▶ Your task: Tally the lines holding "screenshot" and state only that figure.

········

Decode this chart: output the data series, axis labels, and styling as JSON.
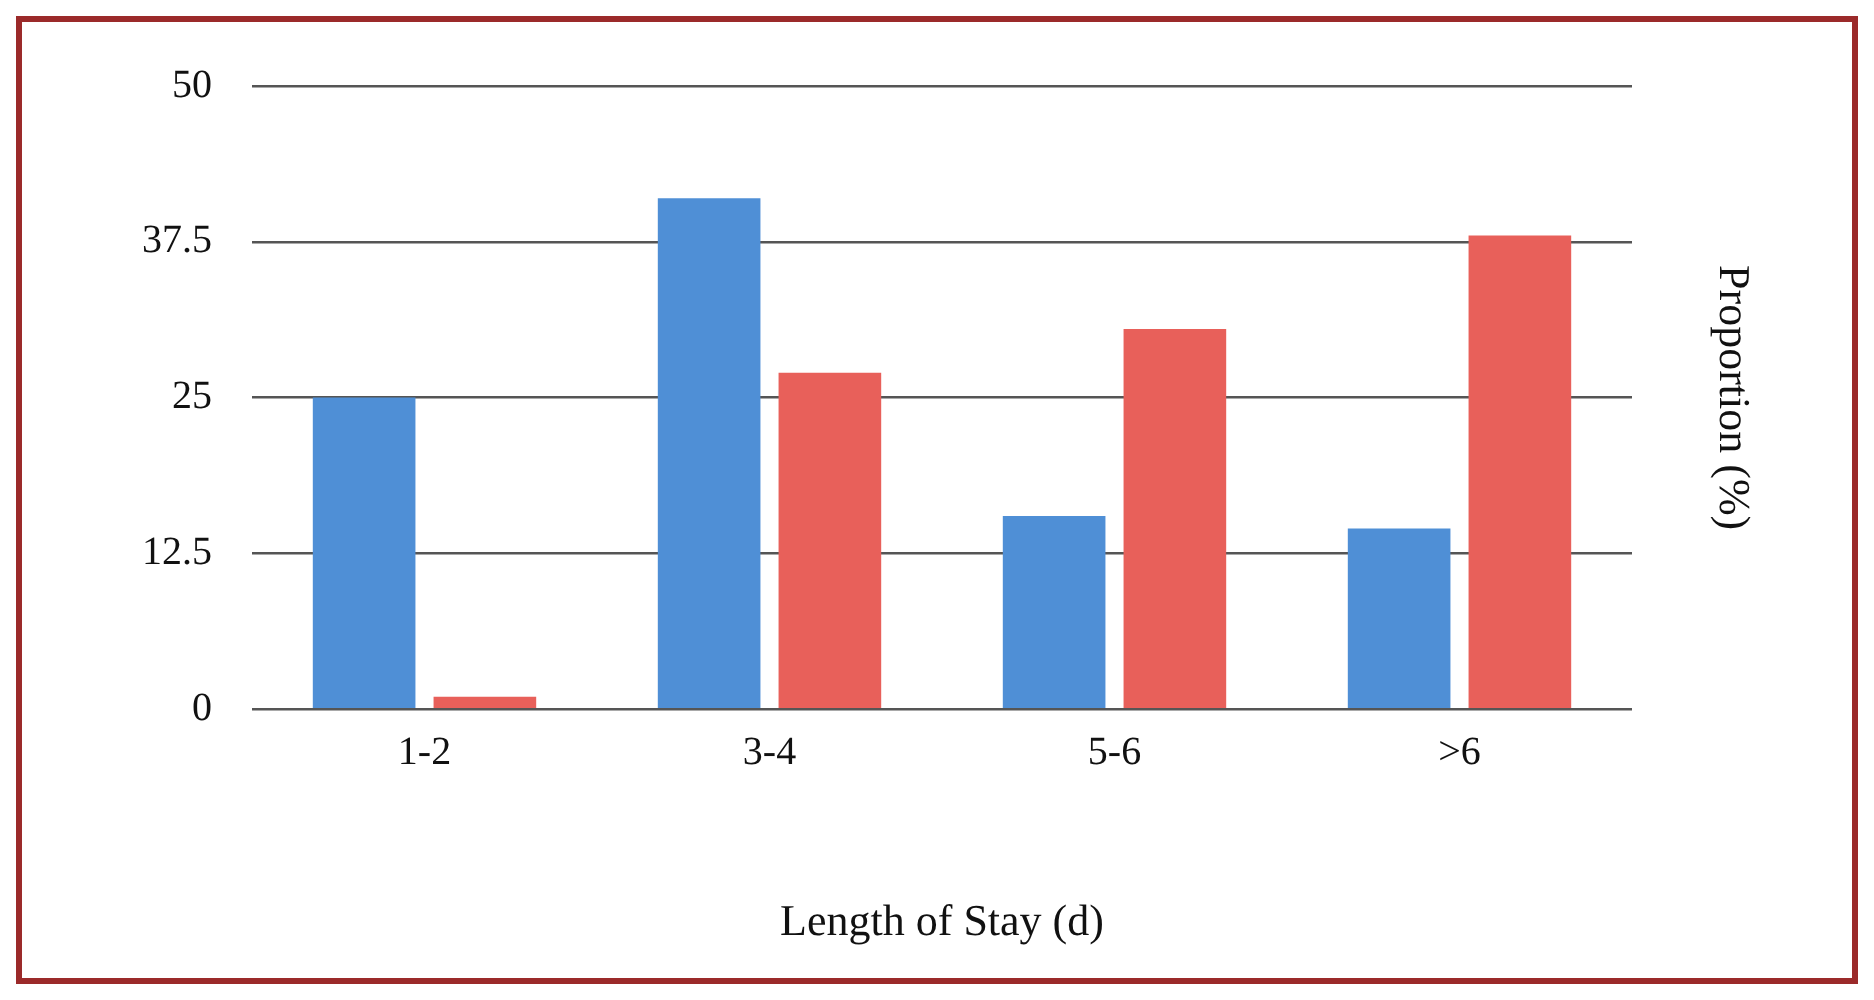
{
  "chart_data": {
    "type": "bar",
    "xlabel": "Length of Stay (d)",
    "ylabel": "Proportion (%)",
    "categories": [
      "1-2",
      "3-4",
      "5-6",
      ">6"
    ],
    "series": [
      {
        "color": "#4f8fd6",
        "values": [
          25,
          41,
          15.5,
          14.5
        ]
      },
      {
        "color": "#e8605a",
        "values": [
          1,
          27,
          30.5,
          38
        ]
      }
    ],
    "ylim": [
      0,
      50
    ],
    "yticks": [
      0,
      12.5,
      25,
      37.5,
      50
    ],
    "grid": "y",
    "legend": false
  }
}
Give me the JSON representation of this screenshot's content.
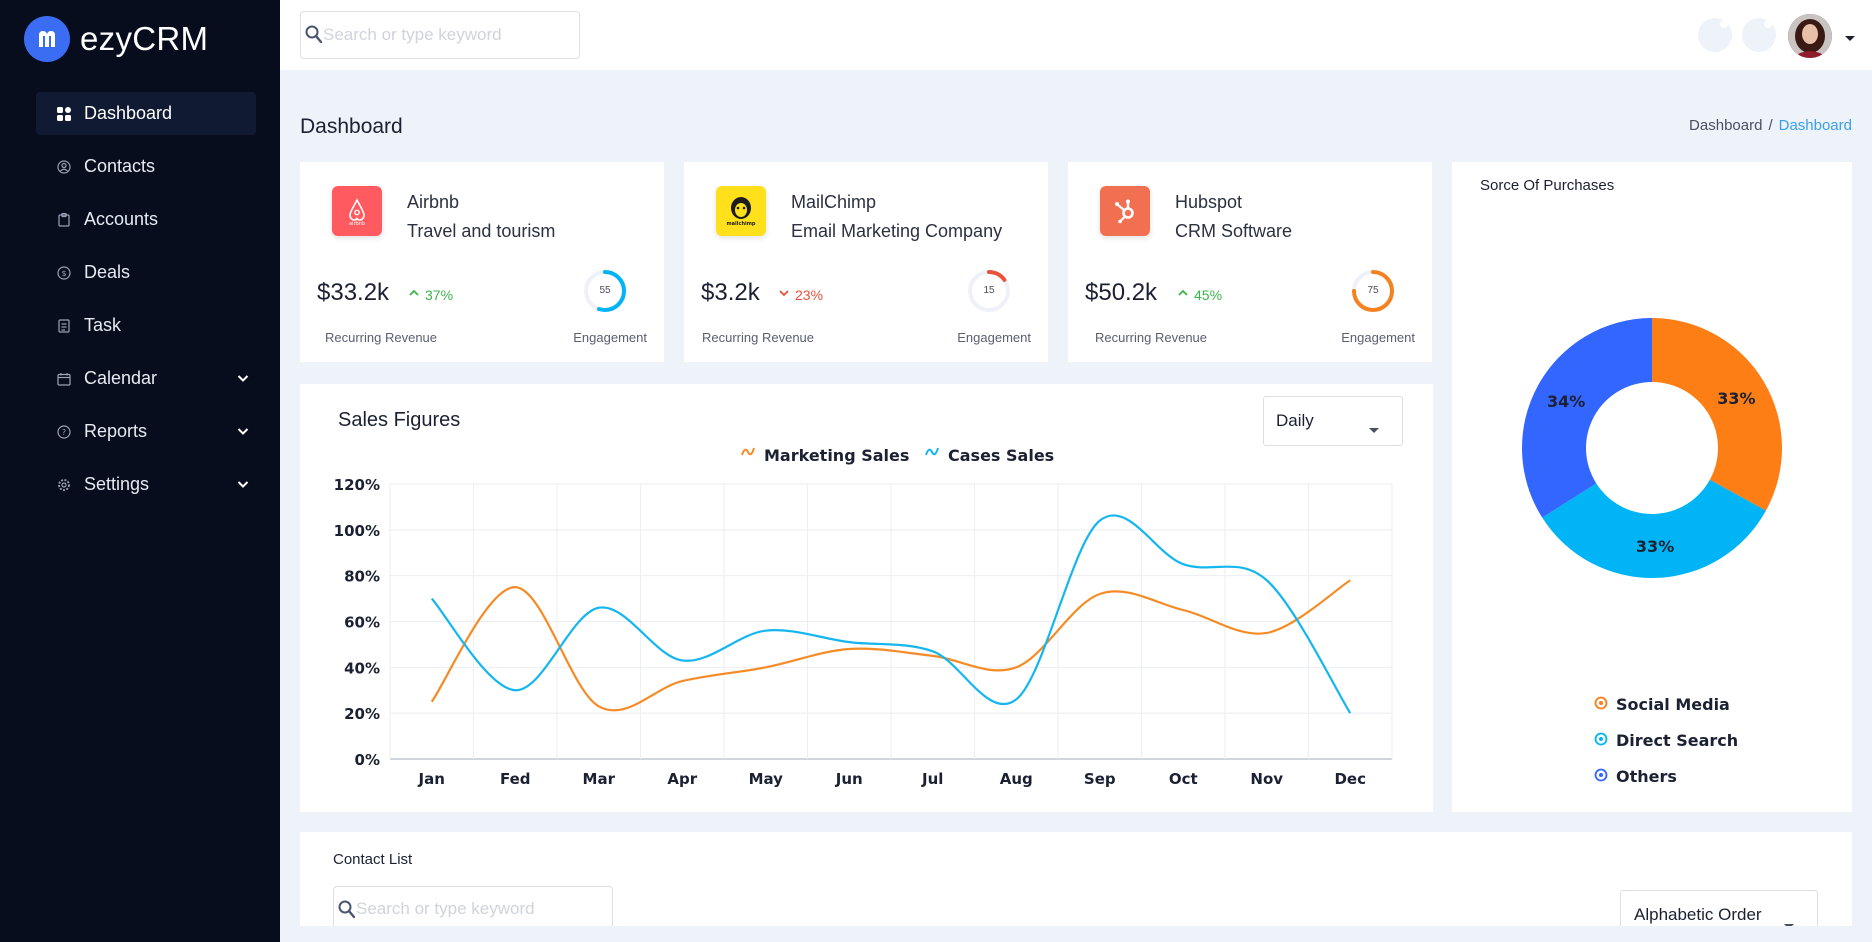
{
  "app": {
    "name": "ezyCRM"
  },
  "search": {
    "placeholder": "Search or type keyword"
  },
  "sidebar": {
    "items": [
      {
        "label": "Dashboard",
        "icon": "dashboard-icon",
        "active": true
      },
      {
        "label": "Contacts",
        "icon": "contacts-icon"
      },
      {
        "label": "Accounts",
        "icon": "accounts-icon"
      },
      {
        "label": "Deals",
        "icon": "deals-icon"
      },
      {
        "label": "Task",
        "icon": "task-icon"
      },
      {
        "label": "Calendar",
        "icon": "calendar-icon",
        "expandable": true
      },
      {
        "label": "Reports",
        "icon": "reports-icon",
        "expandable": true
      },
      {
        "label": "Settings",
        "icon": "settings-icon",
        "expandable": true
      }
    ]
  },
  "page": {
    "title": "Dashboard",
    "breadcrumb": [
      "Dashboard",
      "/",
      "Dashboard"
    ]
  },
  "companies": [
    {
      "name": "Airbnb",
      "sub": "Travel and tourism",
      "revenue": "$33.2k",
      "change": "37%",
      "direction": "up",
      "engagement": "55",
      "revenue_label": "Recurring Revenue",
      "engagement_label": "Engagement",
      "logo_color": "#ff5a5f",
      "ring_color": "#00b4f5"
    },
    {
      "name": "MailChimp",
      "sub": "Email Marketing Company",
      "revenue": "$3.2k",
      "change": "23%",
      "direction": "down",
      "engagement": "15",
      "revenue_label": "Recurring Revenue",
      "engagement_label": "Engagement",
      "logo_color": "#ffe01b",
      "logo_text": "mailchimp",
      "ring_color": "#e8513a"
    },
    {
      "name": "Hubspot",
      "sub": "CRM Software",
      "revenue": "$50.2k",
      "change": "45%",
      "direction": "up",
      "engagement": "75",
      "revenue_label": "Recurring Revenue",
      "engagement_label": "Engagement",
      "logo_color": "#f27052",
      "ring_color": "#f58220"
    }
  ],
  "sales": {
    "title": "Sales Figures",
    "period": "Daily"
  },
  "chart_data": [
    {
      "type": "line",
      "categories": [
        "Jan",
        "Fed",
        "Mar",
        "Apr",
        "May",
        "Jun",
        "Jul",
        "Aug",
        "Sep",
        "Oct",
        "Nov",
        "Dec"
      ],
      "series": [
        {
          "name": "Marketing Sales",
          "color": "#f58b25",
          "values": [
            25,
            75,
            23,
            34,
            40,
            48,
            45,
            40,
            72,
            65,
            55,
            78
          ]
        },
        {
          "name": "Cases Sales",
          "color": "#15b6ef",
          "values": [
            70,
            30,
            66,
            43,
            56,
            51,
            47,
            26,
            104,
            85,
            78,
            20
          ]
        }
      ],
      "yticks": [
        "0%",
        "20%",
        "40%",
        "60%",
        "80%",
        "100%",
        "120%"
      ],
      "ylim": [
        0,
        120
      ],
      "grid": true,
      "legend": "top-center",
      "smooth": true
    },
    {
      "type": "pie",
      "title": "Sorce Of Purchases",
      "labels": [
        "Social Media",
        "Direct Search",
        "Others"
      ],
      "values": [
        33,
        33,
        34
      ],
      "colors": [
        "#fd7e14",
        "#00b4f5",
        "#3366ff"
      ],
      "display_labels": [
        "33%",
        "33%",
        "34%"
      ],
      "donut": true,
      "legend": "bottom"
    }
  ],
  "contacts": {
    "title": "Contact List",
    "search_placeholder": "Search or type keyword",
    "order": "Alphabetic Order"
  }
}
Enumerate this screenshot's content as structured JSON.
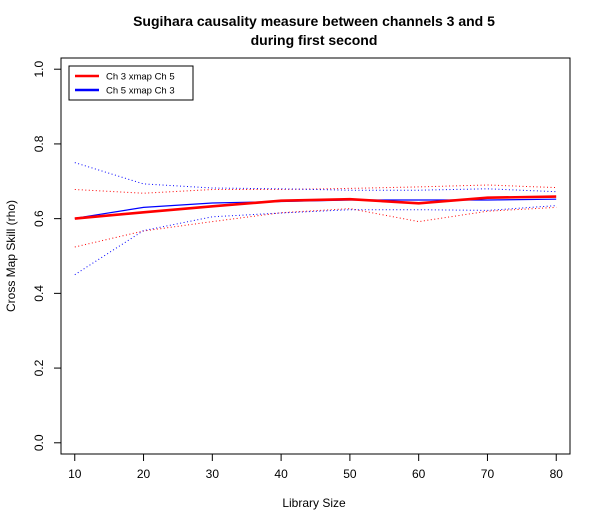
{
  "chart_data": {
    "type": "line",
    "title_lines": [
      "Sugihara causality measure between channels  3 and 5",
      "during first second"
    ],
    "xlabel": "Library Size",
    "ylabel": "Cross Map Skill (rho)",
    "xlim": [
      8,
      82
    ],
    "ylim": [
      -0.03,
      1.03
    ],
    "x_ticks": [
      10,
      20,
      30,
      40,
      50,
      60,
      70,
      80
    ],
    "y_ticks": [
      0.0,
      0.2,
      0.4,
      0.6,
      0.8,
      1.0
    ],
    "x_tick_labels": [
      "10",
      "20",
      "30",
      "40",
      "50",
      "60",
      "70",
      "80"
    ],
    "y_tick_labels": [
      "0.0",
      "0.2",
      "0.4",
      "0.6",
      "0.8",
      "1.0"
    ],
    "grid": false,
    "legend_position": "top-left",
    "x": [
      10,
      20,
      30,
      40,
      50,
      60,
      70,
      80
    ],
    "series": [
      {
        "name": "Ch 3 xmap Ch 5",
        "color": "#ff0000",
        "values": [
          0.6,
          0.617,
          0.633,
          0.648,
          0.652,
          0.641,
          0.656,
          0.659
        ],
        "upper": [
          0.678,
          0.668,
          0.678,
          0.678,
          0.681,
          0.685,
          0.69,
          0.683
        ],
        "lower": [
          0.524,
          0.567,
          0.592,
          0.616,
          0.627,
          0.592,
          0.62,
          0.63
        ]
      },
      {
        "name": "Ch 5  xmap Ch 3",
        "color": "#0000ff",
        "values": [
          0.601,
          0.63,
          0.642,
          0.646,
          0.65,
          0.65,
          0.65,
          0.652
        ],
        "upper": [
          0.75,
          0.693,
          0.682,
          0.68,
          0.676,
          0.676,
          0.68,
          0.672
        ],
        "lower": [
          0.45,
          0.568,
          0.605,
          0.615,
          0.624,
          0.624,
          0.622,
          0.635
        ]
      }
    ]
  }
}
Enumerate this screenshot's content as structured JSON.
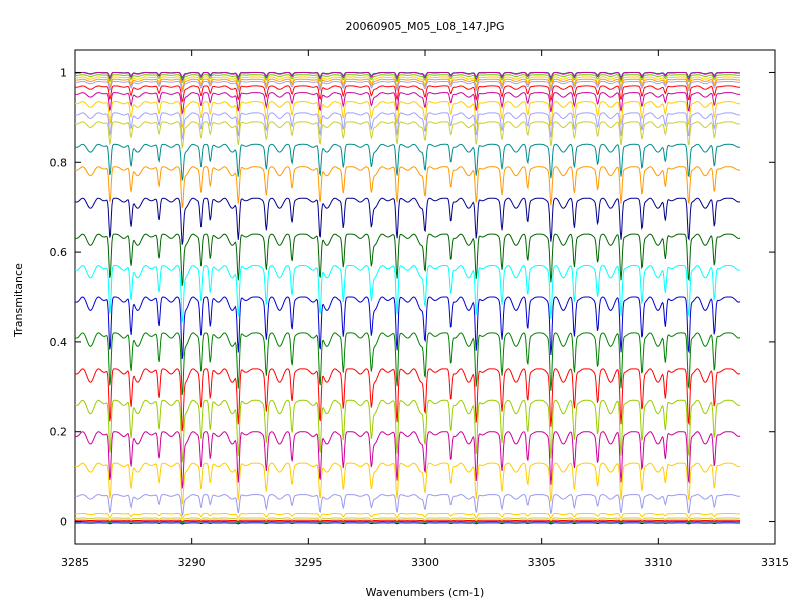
{
  "chart_data": {
    "type": "line",
    "title": "20060905_M05_L08_147.JPG",
    "xlabel": "Wavenumbers (cm-1)",
    "ylabel": "Transmitance",
    "xlim": [
      3285,
      3315
    ],
    "ylim": [
      -0.05,
      1.05
    ],
    "x_ticks": [
      3285,
      3290,
      3295,
      3300,
      3305,
      3310,
      3315
    ],
    "x_tick_labels": [
      "3285",
      "3290",
      "3295",
      "3300",
      "3305",
      "3310",
      "3315"
    ],
    "y_ticks": [
      0,
      0.2,
      0.4,
      0.6,
      0.8,
      1
    ],
    "y_tick_labels": [
      "0",
      "0.2",
      "0.4",
      "0.6",
      "0.8",
      "1"
    ],
    "x_data_range": [
      3285,
      3313.5
    ],
    "grid": false,
    "legend": "none",
    "absorption_lines": [
      3286.5,
      3287.4,
      3288.6,
      3289.6,
      3290.4,
      3290.8,
      3292.0,
      3293.2,
      3294.3,
      3295.5,
      3296.5,
      3297.7,
      3298.8,
      3300.0,
      3301.1,
      3302.2,
      3303.3,
      3304.4,
      3305.4,
      3306.4,
      3307.4,
      3308.4,
      3309.3,
      3310.3,
      3311.3,
      3312.4
    ],
    "series": [
      {
        "color": "#008000",
        "baseline": 1.0,
        "depth": 0.01
      },
      {
        "color": "#0000cd",
        "baseline": 1.0,
        "depth": 0.01
      },
      {
        "color": "#ff0000",
        "baseline": 1.0,
        "depth": 0.012
      },
      {
        "color": "#00ced1",
        "baseline": 1.0,
        "depth": 0.012
      },
      {
        "color": "#cc0099",
        "baseline": 1.0,
        "depth": 0.015
      },
      {
        "color": "#66cc00",
        "baseline": 0.995,
        "depth": 0.015
      },
      {
        "color": "#ffcc00",
        "baseline": 0.99,
        "depth": 0.02
      },
      {
        "color": "#ff9900",
        "baseline": 0.985,
        "depth": 0.02
      },
      {
        "color": "#a0a0ff",
        "baseline": 0.98,
        "depth": 0.02
      },
      {
        "color": "#ff0000",
        "baseline": 0.97,
        "depth": 0.03
      },
      {
        "color": "#cc0099",
        "baseline": 0.955,
        "depth": 0.04
      },
      {
        "color": "#ffcc00",
        "baseline": 0.935,
        "depth": 0.05
      },
      {
        "color": "#a0a0ff",
        "baseline": 0.91,
        "depth": 0.05
      },
      {
        "color": "#cccc33",
        "baseline": 0.89,
        "depth": 0.05
      },
      {
        "color": "#008b8b",
        "baseline": 0.84,
        "depth": 0.07
      },
      {
        "color": "#ff9900",
        "baseline": 0.79,
        "depth": 0.08
      },
      {
        "color": "#00008b",
        "baseline": 0.72,
        "depth": 0.09
      },
      {
        "color": "#006400",
        "baseline": 0.64,
        "depth": 0.1
      },
      {
        "color": "#00ffff",
        "baseline": 0.57,
        "depth": 0.11
      },
      {
        "color": "#0000cd",
        "baseline": 0.5,
        "depth": 0.12
      },
      {
        "color": "#008000",
        "baseline": 0.42,
        "depth": 0.12
      },
      {
        "color": "#ff0000",
        "baseline": 0.34,
        "depth": 0.12
      },
      {
        "color": "#99cc00",
        "baseline": 0.27,
        "depth": 0.12
      },
      {
        "color": "#cc0099",
        "baseline": 0.2,
        "depth": 0.11
      },
      {
        "color": "#ffcc00",
        "baseline": 0.13,
        "depth": 0.08
      },
      {
        "color": "#9999ee",
        "baseline": 0.06,
        "depth": 0.04
      },
      {
        "color": "#ffcc00",
        "baseline": 0.018,
        "depth": 0.01
      },
      {
        "color": "#cccc33",
        "baseline": 0.008,
        "depth": 0.006
      },
      {
        "color": "#ff0000",
        "baseline": 0.003,
        "depth": 0.003
      },
      {
        "color": "#008000",
        "baseline": 0.0,
        "depth": 0.002
      },
      {
        "color": "#0000cd",
        "baseline": -0.003,
        "depth": 0.002
      }
    ]
  }
}
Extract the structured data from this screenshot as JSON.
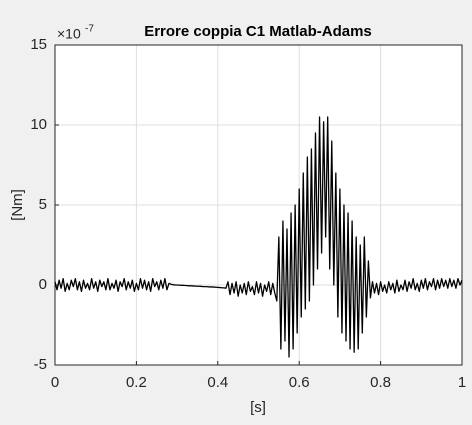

········

▶ Written answer: 4